§ **PROBLEM STATEMENT**: Report all lines holding "Name".

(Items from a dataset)
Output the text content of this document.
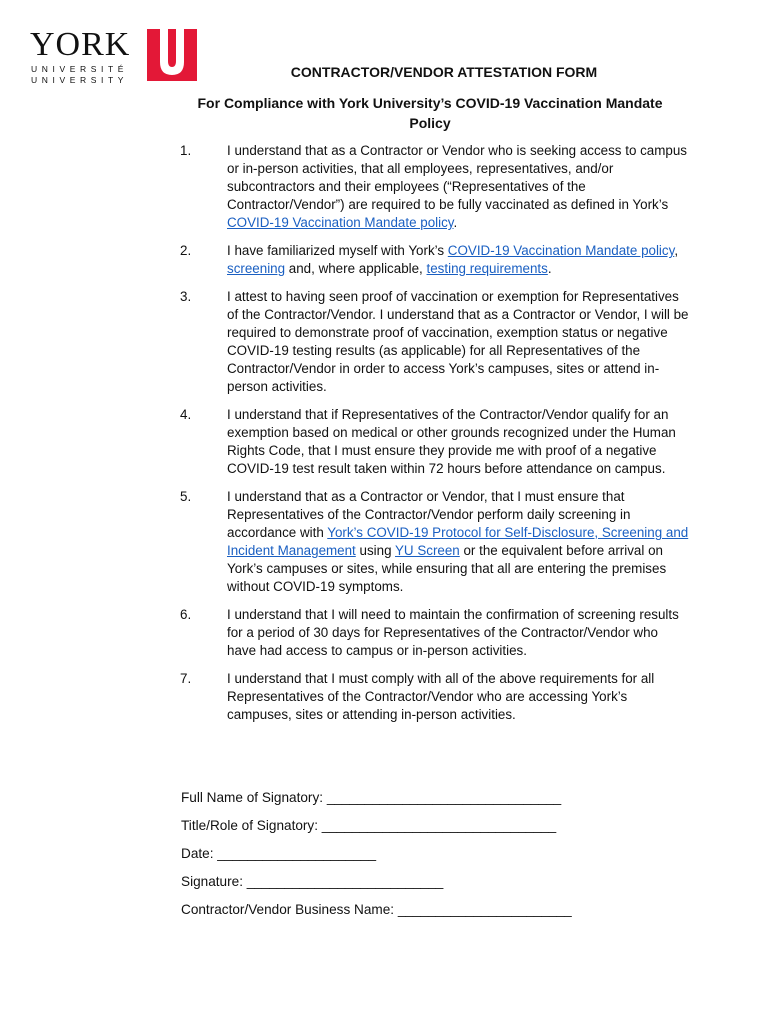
YORK
UNIVERSITÉ
UNIVERSITY	CONTRACTOR/VENDOR ATTESTATION FORM
For Compliance with York University’s COVID-19 Vaccination Mandate Policy
1.	I understand that as a Contractor or Vendor who is seeking access to campus or in-person activities, that all employees, representatives, and/or subcontractors and their employees (“Representatives of the Contractor/Vendor”) are required to be fully vaccinated as defined in York’s COVID-19 Vaccination Mandate policy.
2.	I have familiarized myself with York’s COVID-19 Vaccination Mandate policy, screening and, where applicable, testing requirements.
3.	I attest to having seen proof of vaccination or exemption for Representatives of the Contractor/Vendor. I understand that as a Contractor or Vendor, I will be required to demonstrate proof of vaccination, exemption status or negative COVID-19 testing results (as applicable) for all Representatives of the Contractor/Vendor in order to access York’s campuses, sites or attend in-person activities.
4.	I understand that if Representatives of the Contractor/Vendor qualify for an exemption based on medical or other grounds recognized under the Human Rights Code, that I must ensure they provide me with proof of a negative COVID-19 test result taken within 72 hours before attendance on campus.
5.	I understand that as a Contractor or Vendor, that I must ensure that Representatives of the Contractor/Vendor perform daily screening in accordance with York’s COVID-19 Protocol for Self-Disclosure, Screening and Incident Management using YU Screen or the equivalent before arrival on York’s campuses or sites, while ensuring that all are entering the premises without COVID-19 symptoms.
6.	I understand that I will need to maintain the confirmation of screening results for a period of 30 days for Representatives of the Contractor/Vendor who have had access to campus or in-person activities.
7.	I understand that I must comply with all of the above requirements for all Representatives of the Contractor/Vendor who are accessing York’s campuses, sites or attending in-person activities.
Full Name of Signatory: _______________________________
Title/Role of Signatory: _______________________________
Date: _____________________
Signature: __________________________
Contractor/Vendor Business Name: _______________________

§ **FINAL ANSWER**:
Full Name of Signatory: _______________________________
Contractor/Vendor Business Name: _______________________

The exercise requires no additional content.